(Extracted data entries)
○ ○ ○ ○ ○ ○ ○
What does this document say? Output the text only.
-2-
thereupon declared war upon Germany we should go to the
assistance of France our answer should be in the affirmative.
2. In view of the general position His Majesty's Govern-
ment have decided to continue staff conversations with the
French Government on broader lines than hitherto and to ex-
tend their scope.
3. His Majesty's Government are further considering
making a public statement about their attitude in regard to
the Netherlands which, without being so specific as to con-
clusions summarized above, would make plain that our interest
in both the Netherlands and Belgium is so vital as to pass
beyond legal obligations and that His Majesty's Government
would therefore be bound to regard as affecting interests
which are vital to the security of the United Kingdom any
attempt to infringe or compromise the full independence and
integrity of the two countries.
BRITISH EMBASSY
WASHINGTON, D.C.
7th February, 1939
○ ○ ○ ○ ○ ○ ○
# Instructions for the task
Reproduce the records above exactly as they appear.

# Response below
What does this document say? Output the text only.
-2-
thereupon declared war upon Germany we should go to the
assistance of France our answer should be in the affirmative.
2. In view of the general position His Majesty's Govern-
ment have decided to continue staff conversations with the
French Government on broader lines than hitherto and to ex-
tend their scope.
3. His Majesty's Government are further considering
making a public statement about their attitude in regard to
the Netherlands which, without being so specific as to con-
clusions summarized above, would make plain that our interest
in both the Netherlands and Belgium is so vital as to pass
beyond legal obligations and that His Majesty's Government
would therefore be bound to regard as affecting interests
which are vital to the security of the United Kingdom any
attempt to infringe or compromise the full independence and
integrity of the two countries.
BRITISH EMBASSY
WASHINGTON, D.C.
7th February, 1939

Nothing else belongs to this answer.